▸ Collected data entries

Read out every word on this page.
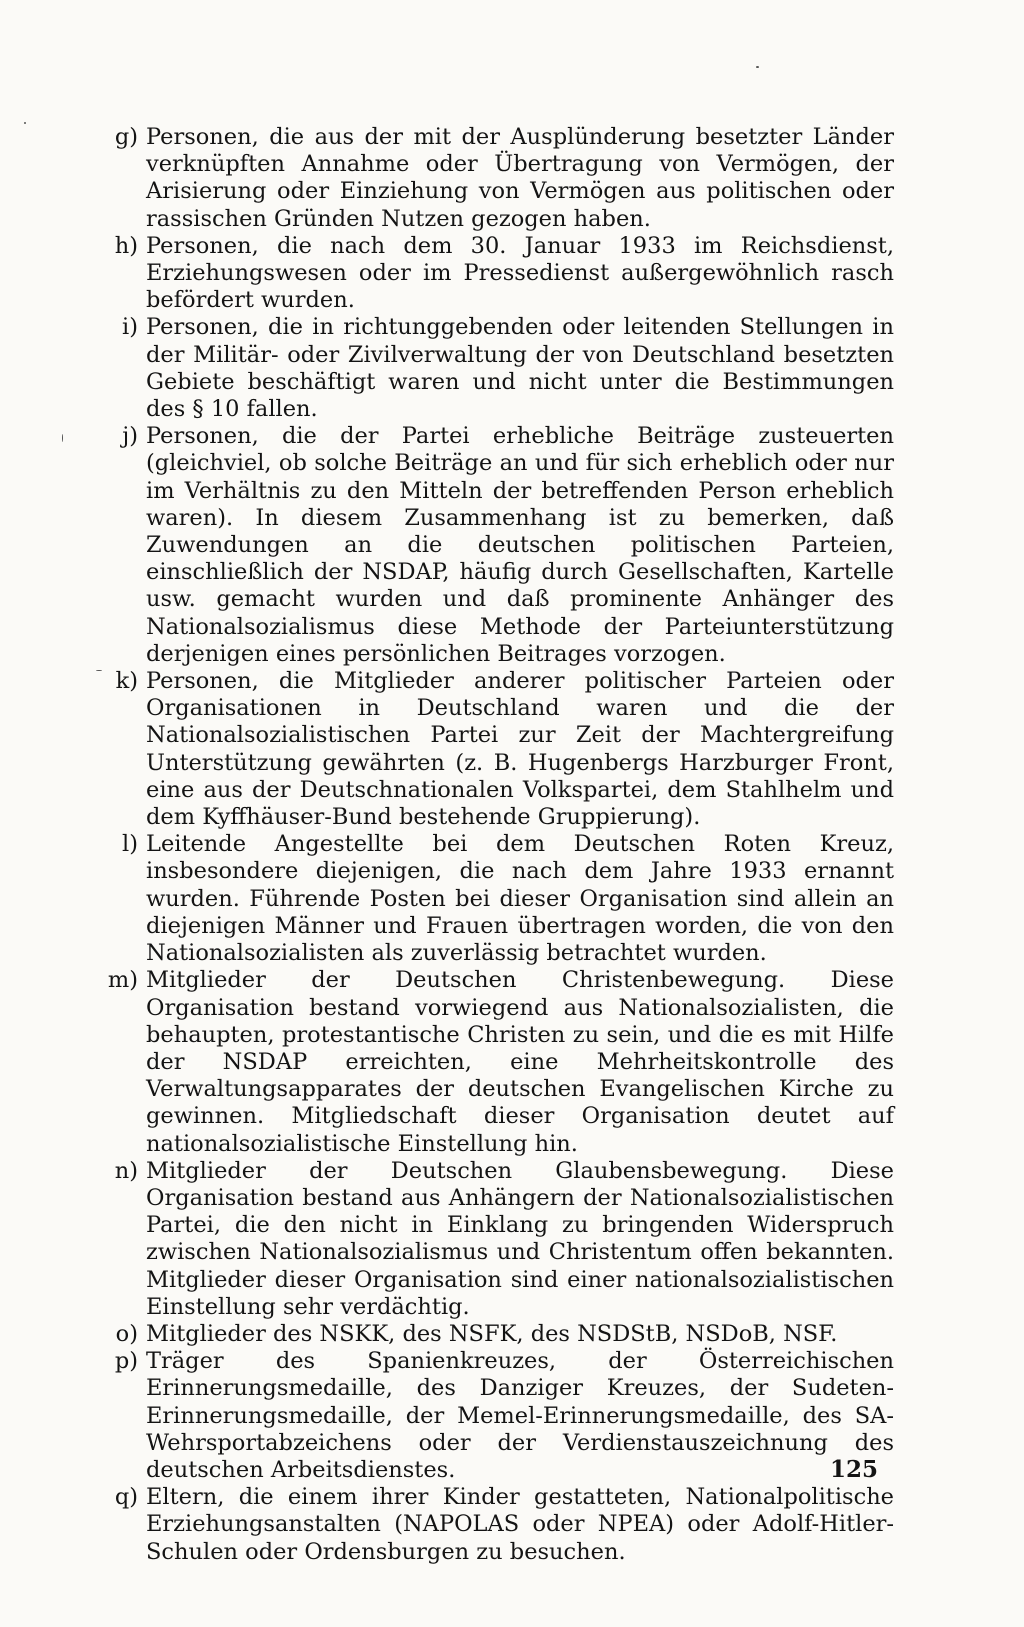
g) Personen, die aus der mit der Ausplünderung besetzter Länder verknüpften Annahme oder Übertragung von Vermögen, der Arisierung oder Einziehung von Vermögen aus politischen oder rassischen Gründen Nutzen gezogen haben.

h) Personen, die nach dem 30. Januar 1933 im Reichsdienst, Erziehungswesen oder im Pressedienst außergewöhnlich rasch befördert wurden.

i) Personen, die in richtunggebenden oder leitenden Stellungen in der Militär- oder Zivilverwaltung der von Deutschland besetzten Gebiete beschäftigt waren und nicht unter die Bestimmungen des § 10 fallen.

j) Personen, die der Partei erhebliche Beiträge zusteuerten (gleichviel, ob solche Beiträge an und für sich erheblich oder nur im Verhältnis zu den Mitteln der betreffenden Person erheblich waren). In diesem Zusammenhang ist zu bemerken, daß Zuwendungen an die deutschen politischen Parteien, einschließlich der NSDAP, häufig durch Gesellschaften, Kartelle usw. gemacht wurden und daß prominente Anhänger des Nationalsozialismus diese Methode der Parteiunterstützung derjenigen eines persönlichen Beitrages vorzogen.

k) Personen, die Mitglieder anderer politischer Parteien oder Organisationen in Deutschland waren und die der Nationalsozialistischen Partei zur Zeit der Machtergreifung Unterstützung gewährten (z. B. Hugenbergs Harzburger Front, eine aus der Deutschnationalen Volkspartei, dem Stahlhelm und dem Kyffhäuser-Bund bestehende Gruppierung).

l) Leitende Angestellte bei dem Deutschen Roten Kreuz, insbesondere diejenigen, die nach dem Jahre 1933 ernannt wurden. Führende Posten bei dieser Organisation sind allein an diejenigen Männer und Frauen übertragen worden, die von den Nationalsozialisten als zuverlässig betrachtet wurden.

m) Mitglieder der Deutschen Christenbewegung. Diese Organisation bestand vorwiegend aus Nationalsozialisten, die behaupten, protestantische Christen zu sein, und die es mit Hilfe der NSDAP erreichten, eine Mehrheitskontrolle des Verwaltungsapparates der deutschen Evangelischen Kirche zu gewinnen. Mitgliedschaft dieser Organisation deutet auf nationalsozialistische Einstellung hin.

n) Mitglieder der Deutschen Glaubensbewegung. Diese Organisation bestand aus Anhängern der Nationalsozialistischen Partei, die den nicht in Einklang zu bringenden Widerspruch zwischen Nationalsozialismus und Christentum offen bekannten. Mitglieder dieser Organisation sind einer nationalsozialistischen Einstellung sehr verdächtig.

o) Mitglieder des NSKK, des NSFK, des NSDStB, NSDoB, NSF.

p) Träger des Spanienkreuzes, der Österreichischen Erinnerungsmedaille, des Danziger Kreuzes, der Sudeten-Erinnerungsmedaille, der Memel-Erinnerungsmedaille, des SA-Wehrsportabzeichens oder der Verdienstauszeichnung des deutschen Arbeitsdienstes.

q) Eltern, die einem ihrer Kinder gestatteten, Nationalpolitische Erziehungsanstalten (NAPOLAS oder NPEA) oder Adolf-Hitler-Schulen oder Ordensburgen zu besuchen.

125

▸ TASK GOAL
Lines from the records above that hold "Personen" are the ones to list.

▸ OUTPUT OF THE EXERCISE
g) Personen, die aus der mit der Ausplünderung besetzter Länder verknüpften Annahme oder Übertragung von Vermögen, der Arisierung oder Einziehung von Vermögen aus politischen oder rassischen Gründen Nutzen gezogen haben.
h) Personen, die nach dem 30. Januar 1933 im Reichsdienst, Erziehungswesen oder im Pressedienst außergewöhnlich rasch befördert wurden.
i) Personen, die in richtunggebenden oder leitenden Stellungen in der Militär- oder Zivilverwaltung der von Deutschland besetzten Gebiete beschäftigt waren und nicht unter die Bestimmungen des § 10 fallen.
j) Personen, die der Partei erhebliche Beiträge zusteuerten (gleichviel, ob solche Beiträge an und für sich erheblich oder nur im Verhältnis zu den Mitteln der betreffenden Person erheblich waren). In diesem Zusammenhang ist zu bemerken, daß Zuwendungen an die deutschen politischen Parteien, einschließlich der NSDAP, häufig durch Gesellschaften, Kartelle usw. gemacht wurden und daß prominente Anhänger des Nationalsozialismus diese Methode der Parteiunterstützung derjenigen eines persönlichen Beitrages vorzogen.
k) Personen, die Mitglieder anderer politischer Parteien oder Organisationen in Deutschland waren und die der Nationalsozialistischen Partei zur Zeit der Machtergreifung Unterstützung gewährten (z. B. Hugenbergs Harzburger Front, eine aus der Deutschnationalen Volkspartei, dem Stahlhelm und dem Kyffhäuser-Bund bestehende Gruppierung).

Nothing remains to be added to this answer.